» EXERCISE REQUIREMENTS: Below is a set of records; restate each one word for word.

Start of RECORD SET

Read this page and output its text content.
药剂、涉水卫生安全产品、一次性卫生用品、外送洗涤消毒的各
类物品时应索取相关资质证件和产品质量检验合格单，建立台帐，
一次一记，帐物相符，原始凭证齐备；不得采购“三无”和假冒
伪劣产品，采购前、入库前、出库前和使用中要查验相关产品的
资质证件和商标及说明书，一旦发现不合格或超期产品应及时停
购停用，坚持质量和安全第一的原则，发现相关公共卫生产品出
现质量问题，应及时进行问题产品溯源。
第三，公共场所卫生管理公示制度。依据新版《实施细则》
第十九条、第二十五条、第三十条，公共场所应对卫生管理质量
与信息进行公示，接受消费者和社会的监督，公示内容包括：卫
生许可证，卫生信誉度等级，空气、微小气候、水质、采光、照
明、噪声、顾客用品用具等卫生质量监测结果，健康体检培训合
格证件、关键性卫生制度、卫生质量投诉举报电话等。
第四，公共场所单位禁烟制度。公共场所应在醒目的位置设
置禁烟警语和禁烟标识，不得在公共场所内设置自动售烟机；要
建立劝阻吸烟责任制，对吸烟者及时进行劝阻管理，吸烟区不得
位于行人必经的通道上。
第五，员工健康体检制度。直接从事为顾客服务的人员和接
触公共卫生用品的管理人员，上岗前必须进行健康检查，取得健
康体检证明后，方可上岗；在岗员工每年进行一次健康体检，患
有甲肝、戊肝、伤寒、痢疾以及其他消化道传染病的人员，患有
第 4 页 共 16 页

End of RECORD SET

» TASK OUTPUT:
Read this page and output its text content.
药剂、涉水卫生安全产品、一次性卫生用品、外送洗涤消毒的各
类物品时应索取相关资质证件和产品质量检验合格单，建立台帐，
一次一记，帐物相符，原始凭证齐备；不得采购“三无”和假冒
伪劣产品，采购前、入库前、出库前和使用中要查验相关产品的
资质证件和商标及说明书，一旦发现不合格或超期产品应及时停
购停用，坚持质量和安全第一的原则，发现相关公共卫生产品出
现质量问题，应及时进行问题产品溯源。
第三，公共场所卫生管理公示制度。依据新版《实施细则》
第十九条、第二十五条、第三十条，公共场所应对卫生管理质量
与信息进行公示，接受消费者和社会的监督，公示内容包括：卫
生许可证，卫生信誉度等级，空气、微小气候、水质、采光、照
明、噪声、顾客用品用具等卫生质量监测结果，健康体检培训合
格证件、关键性卫生制度、卫生质量投诉举报电话等。
第四，公共场所单位禁烟制度。公共场所应在醒目的位置设
置禁烟警语和禁烟标识，不得在公共场所内设置自动售烟机；要
建立劝阻吸烟责任制，对吸烟者及时进行劝阻管理，吸烟区不得
位于行人必经的通道上。
第五，员工健康体检制度。直接从事为顾客服务的人员和接
触公共卫生用品的管理人员，上岗前必须进行健康检查，取得健
康体检证明后，方可上岗；在岗员工每年进行一次健康体检，患
有甲肝、戊肝、伤寒、痢疾以及其他消化道传染病的人员，患有
第 4 页 共 16 页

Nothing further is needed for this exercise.